--- start of DATASET EXCERPTS ---
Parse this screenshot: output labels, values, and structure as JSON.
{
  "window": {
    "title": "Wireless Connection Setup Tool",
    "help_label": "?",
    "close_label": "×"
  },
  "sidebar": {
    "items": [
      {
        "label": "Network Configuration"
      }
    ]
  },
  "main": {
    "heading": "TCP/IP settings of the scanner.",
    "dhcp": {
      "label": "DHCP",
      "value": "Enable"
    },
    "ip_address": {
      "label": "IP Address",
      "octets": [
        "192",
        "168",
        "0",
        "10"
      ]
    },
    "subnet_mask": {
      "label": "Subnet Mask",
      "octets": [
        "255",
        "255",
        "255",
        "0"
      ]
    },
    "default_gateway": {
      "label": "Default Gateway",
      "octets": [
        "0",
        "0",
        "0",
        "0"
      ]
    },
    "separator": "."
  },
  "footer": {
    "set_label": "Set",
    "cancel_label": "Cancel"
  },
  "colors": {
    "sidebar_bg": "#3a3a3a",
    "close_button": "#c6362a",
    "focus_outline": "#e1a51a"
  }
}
--- end of DATASET EXCERPTS ---
PROMPT> Exactly reproduce the material above.

EXERCISE RESULT>
Parse this screenshot: output labels, values, and structure as JSON.
{
  "window": {
    "title": "Wireless Connection Setup Tool",
    "help_label": "?",
    "close_label": "×"
  },
  "sidebar": {
    "items": [
      {
        "label": "Network Configuration"
      }
    ]
  },
  "main": {
    "heading": "TCP/IP settings of the scanner.",
    "dhcp": {
      "label": "DHCP",
      "value": "Enable"
    },
    "ip_address": {
      "label": "IP Address",
      "octets": [
        "192",
        "168",
        "0",
        "10"
      ]
    },
    "subnet_mask": {
      "label": "Subnet Mask",
      "octets": [
        "255",
        "255",
        "255",
        "0"
      ]
    },
    "default_gateway": {
      "label": "Default Gateway",
      "octets": [
        "0",
        "0",
        "0",
        "0"
      ]
    },
    "separator": "."
  },
  "footer": {
    "set_label": "Set",
    "cancel_label": "Cancel"
  },
  "colors": {
    "sidebar_bg": "#3a3a3a",
    "close_button": "#c6362a",
    "focus_outline": "#e1a51a"
  }
}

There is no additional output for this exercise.